Every record below should be printed exactly as given.

[Collected data]

________________

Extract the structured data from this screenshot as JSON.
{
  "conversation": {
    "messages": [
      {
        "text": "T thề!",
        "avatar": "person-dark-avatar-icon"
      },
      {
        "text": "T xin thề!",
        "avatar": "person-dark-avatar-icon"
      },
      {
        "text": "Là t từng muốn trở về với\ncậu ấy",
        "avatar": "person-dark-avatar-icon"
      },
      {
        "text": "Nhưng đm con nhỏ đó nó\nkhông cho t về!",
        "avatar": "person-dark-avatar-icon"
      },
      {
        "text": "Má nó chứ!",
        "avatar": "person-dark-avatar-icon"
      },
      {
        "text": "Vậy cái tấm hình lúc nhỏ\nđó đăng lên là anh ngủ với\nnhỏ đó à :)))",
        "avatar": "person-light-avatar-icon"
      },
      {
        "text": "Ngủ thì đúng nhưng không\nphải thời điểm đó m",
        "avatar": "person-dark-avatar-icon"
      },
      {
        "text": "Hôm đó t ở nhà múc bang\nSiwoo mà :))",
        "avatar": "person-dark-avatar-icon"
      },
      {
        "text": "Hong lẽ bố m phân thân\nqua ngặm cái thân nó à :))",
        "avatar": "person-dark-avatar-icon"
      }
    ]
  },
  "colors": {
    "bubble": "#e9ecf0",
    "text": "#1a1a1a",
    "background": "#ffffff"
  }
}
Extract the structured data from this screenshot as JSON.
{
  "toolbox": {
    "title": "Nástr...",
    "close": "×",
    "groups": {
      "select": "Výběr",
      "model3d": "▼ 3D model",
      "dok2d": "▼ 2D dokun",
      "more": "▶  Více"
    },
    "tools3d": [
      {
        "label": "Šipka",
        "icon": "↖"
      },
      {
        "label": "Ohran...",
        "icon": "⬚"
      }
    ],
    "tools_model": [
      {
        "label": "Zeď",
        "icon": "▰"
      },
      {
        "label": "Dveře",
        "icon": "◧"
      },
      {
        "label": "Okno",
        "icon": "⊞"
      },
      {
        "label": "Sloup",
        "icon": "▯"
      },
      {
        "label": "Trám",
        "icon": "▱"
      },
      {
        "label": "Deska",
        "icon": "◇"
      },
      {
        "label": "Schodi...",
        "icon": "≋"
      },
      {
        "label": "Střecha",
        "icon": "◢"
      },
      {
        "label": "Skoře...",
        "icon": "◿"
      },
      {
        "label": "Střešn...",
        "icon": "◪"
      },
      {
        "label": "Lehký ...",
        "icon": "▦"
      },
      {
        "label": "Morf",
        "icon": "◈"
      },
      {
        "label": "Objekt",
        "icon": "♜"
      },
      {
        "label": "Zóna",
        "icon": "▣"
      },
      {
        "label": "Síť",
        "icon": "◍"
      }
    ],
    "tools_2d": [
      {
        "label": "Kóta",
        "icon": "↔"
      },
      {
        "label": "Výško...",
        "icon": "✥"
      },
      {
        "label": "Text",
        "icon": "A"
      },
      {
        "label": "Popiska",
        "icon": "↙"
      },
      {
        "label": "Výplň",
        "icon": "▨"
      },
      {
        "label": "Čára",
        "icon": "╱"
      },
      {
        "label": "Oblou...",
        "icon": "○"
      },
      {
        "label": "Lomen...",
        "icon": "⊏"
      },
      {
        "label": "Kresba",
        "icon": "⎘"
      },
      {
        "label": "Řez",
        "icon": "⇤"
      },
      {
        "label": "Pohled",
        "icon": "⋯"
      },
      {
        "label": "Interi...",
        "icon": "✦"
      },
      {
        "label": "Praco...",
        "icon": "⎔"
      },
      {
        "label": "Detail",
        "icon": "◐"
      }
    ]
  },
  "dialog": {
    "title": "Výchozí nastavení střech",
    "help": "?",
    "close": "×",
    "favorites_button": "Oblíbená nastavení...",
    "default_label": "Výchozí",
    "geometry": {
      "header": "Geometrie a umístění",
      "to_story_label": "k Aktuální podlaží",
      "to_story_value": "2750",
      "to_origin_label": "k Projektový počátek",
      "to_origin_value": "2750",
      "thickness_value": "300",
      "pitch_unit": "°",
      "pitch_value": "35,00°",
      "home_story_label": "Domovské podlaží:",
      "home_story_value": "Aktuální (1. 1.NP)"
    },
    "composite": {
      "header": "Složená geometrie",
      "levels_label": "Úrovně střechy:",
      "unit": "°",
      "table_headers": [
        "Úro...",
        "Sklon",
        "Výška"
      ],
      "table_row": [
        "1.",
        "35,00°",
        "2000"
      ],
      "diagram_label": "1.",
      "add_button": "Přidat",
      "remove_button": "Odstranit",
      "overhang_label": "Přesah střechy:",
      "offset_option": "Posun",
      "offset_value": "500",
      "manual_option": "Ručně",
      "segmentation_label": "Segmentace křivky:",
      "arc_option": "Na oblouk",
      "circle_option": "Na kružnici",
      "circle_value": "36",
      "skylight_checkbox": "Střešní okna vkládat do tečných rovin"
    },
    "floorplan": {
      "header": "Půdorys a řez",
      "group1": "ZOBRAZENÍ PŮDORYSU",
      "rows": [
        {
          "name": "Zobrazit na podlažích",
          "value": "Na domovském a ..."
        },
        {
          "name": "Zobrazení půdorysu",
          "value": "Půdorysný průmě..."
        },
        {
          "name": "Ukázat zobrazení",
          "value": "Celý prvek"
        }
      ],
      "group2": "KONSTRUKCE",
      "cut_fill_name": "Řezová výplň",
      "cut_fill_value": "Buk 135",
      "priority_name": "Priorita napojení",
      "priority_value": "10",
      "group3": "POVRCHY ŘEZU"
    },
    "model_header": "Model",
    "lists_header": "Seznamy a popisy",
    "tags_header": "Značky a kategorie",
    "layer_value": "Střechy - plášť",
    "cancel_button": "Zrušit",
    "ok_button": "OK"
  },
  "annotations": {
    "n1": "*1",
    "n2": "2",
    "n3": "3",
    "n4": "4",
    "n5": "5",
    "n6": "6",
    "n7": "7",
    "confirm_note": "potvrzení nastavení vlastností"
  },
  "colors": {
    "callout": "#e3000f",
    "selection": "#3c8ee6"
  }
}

________________

## The reply
Extract the structured data from this screenshot as JSON.
{
  "conversation": {
    "messages": [
      {
        "text": "T thề!",
        "avatar": "person-dark-avatar-icon"
      },
      {
        "text": "T xin thề!",
        "avatar": "person-dark-avatar-icon"
      },
      {
        "text": "Là t từng muốn trở về với\ncậu ấy",
        "avatar": "person-dark-avatar-icon"
      },
      {
        "text": "Nhưng đm con nhỏ đó nó\nkhông cho t về!",
        "avatar": "person-dark-avatar-icon"
      },
      {
        "text": "Má nó chứ!",
        "avatar": "person-dark-avatar-icon"
      },
      {
        "text": "Vậy cái tấm hình lúc nhỏ\nđó đăng lên là anh ngủ với\nnhỏ đó à :)))",
        "avatar": "person-light-avatar-icon"
      },
      {
        "text": "Ngủ thì đúng nhưng không\nphải thời điểm đó m",
        "avatar": "person-dark-avatar-icon"
      },
      {
        "text": "Hôm đó t ở nhà múc bang\nSiwoo mà :))",
        "avatar": "person-dark-avatar-icon"
      },
      {
        "text": "Hong lẽ bố m phân thân\nqua ngặm cái thân nó à :))",
        "avatar": "person-dark-avatar-icon"
      }
    ]
  },
  "colors": {
    "bubble": "#e9ecf0",
    "text": "#1a1a1a",
    "background": "#ffffff"
  }
}
Extract the structured data from this screenshot as JSON.
{
  "toolbox": {
    "title": "Nástr...",
    "close": "×",
    "groups": {
      "select": "Výběr",
      "model3d": "▼ 3D model",
      "dok2d": "▼ 2D dokun",
      "more": "▶  Více"
    },
    "tools3d": [
      {
        "label": "Šipka",
        "icon": "↖"
      },
      {
        "label": "Ohran...",
        "icon": "⬚"
      }
    ],
    "tools_model": [
      {
        "label": "Zeď",
        "icon": "▰"
      },
      {
        "label": "Dveře",
        "icon": "◧"
      },
      {
        "label": "Okno",
        "icon": "⊞"
      },
      {
        "label": "Sloup",
        "icon": "▯"
      },
      {
        "label": "Trám",
        "icon": "▱"
      },
      {
        "label": "Deska",
        "icon": "◇"
      },
      {
        "label": "Schodi...",
        "icon": "≋"
      },
      {
        "label": "Střecha",
        "icon": "◢"
      },
      {
        "label": "Skoře...",
        "icon": "◿"
      },
      {
        "label": "Střešn...",
        "icon": "◪"
      },
      {
        "label": "Lehký ...",
        "icon": "▦"
      },
      {
        "label": "Morf",
        "icon": "◈"
      },
      {
        "label": "Objekt",
        "icon": "♜"
      },
      {
        "label": "Zóna",
        "icon": "▣"
      },
      {
        "label": "Síť",
        "icon": "◍"
      }
    ],
    "tools_2d": [
      {
        "label": "Kóta",
        "icon": "↔"
      },
      {
        "label": "Výško...",
        "icon": "✥"
      },
      {
        "label": "Text",
        "icon": "A"
      },
      {
        "label": "Popiska",
        "icon": "↙"
      },
      {
        "label": "Výplň",
        "icon": "▨"
      },
      {
        "label": "Čára",
        "icon": "╱"
      },
      {
        "label": "Oblou...",
        "icon": "○"
      },
      {
        "label": "Lomen...",
        "icon": "⊏"
      },
      {
        "label": "Kresba",
        "icon": "⎘"
      },
      {
        "label": "Řez",
        "icon": "⇤"
      },
      {
        "label": "Pohled",
        "icon": "⋯"
      },
      {
        "label": "Interi...",
        "icon": "✦"
      },
      {
        "label": "Praco...",
        "icon": "⎔"
      },
      {
        "label": "Detail",
        "icon": "◐"
      }
    ]
  },
  "dialog": {
    "title": "Výchozí nastavení střech",
    "help": "?",
    "close": "×",
    "favorites_button": "Oblíbená nastavení...",
    "default_label": "Výchozí",
    "geometry": {
      "header": "Geometrie a umístění",
      "to_story_label": "k Aktuální podlaží",
      "to_story_value": "2750",
      "to_origin_label": "k Projektový počátek",
      "to_origin_value": "2750",
      "thickness_value": "300",
      "pitch_unit": "°",
      "pitch_value": "35,00°",
      "home_story_label": "Domovské podlaží:",
      "home_story_value": "Aktuální (1. 1.NP)"
    },
    "composite": {
      "header": "Složená geometrie",
      "levels_label": "Úrovně střechy:",
      "unit": "°",
      "table_headers": [
        "Úro...",
        "Sklon",
        "Výška"
      ],
      "table_row": [
        "1.",
        "35,00°",
        "2000"
      ],
      "diagram_label": "1.",
      "add_button": "Přidat",
      "remove_button": "Odstranit",
      "overhang_label": "Přesah střechy:",
      "offset_option": "Posun",
      "offset_value": "500",
      "manual_option": "Ručně",
      "segmentation_label": "Segmentace křivky:",
      "arc_option": "Na oblouk",
      "circle_option": "Na kružnici",
      "circle_value": "36",
      "skylight_checkbox": "Střešní okna vkládat do tečných rovin"
    },
    "floorplan": {
      "header": "Půdorys a řez",
      "group1": "ZOBRAZENÍ PŮDORYSU",
      "rows": [
        {
          "name": "Zobrazit na podlažích",
          "value": "Na domovském a ..."
        },
        {
          "name": "Zobrazení půdorysu",
          "value": "Půdorysný průmě..."
        },
        {
          "name": "Ukázat zobrazení",
          "value": "Celý prvek"
        }
      ],
      "group2": "KONSTRUKCE",
      "cut_fill_name": "Řezová výplň",
      "cut_fill_value": "Buk 135",
      "priority_name": "Priorita napojení",
      "priority_value": "10",
      "group3": "POVRCHY ŘEZU"
    },
    "model_header": "Model",
    "lists_header": "Seznamy a popisy",
    "tags_header": "Značky a kategorie",
    "layer_value": "Střechy - plášť",
    "cancel_button": "Zrušit",
    "ok_button": "OK"
  },
  "annotations": {
    "n1": "*1",
    "n2": "2",
    "n3": "3",
    "n4": "4",
    "n5": "5",
    "n6": "6",
    "n7": "7",
    "confirm_note": "potvrzení nastavení vlastností"
  },
  "colors": {
    "callout": "#e3000f",
    "selection": "#3c8ee6"
  }
}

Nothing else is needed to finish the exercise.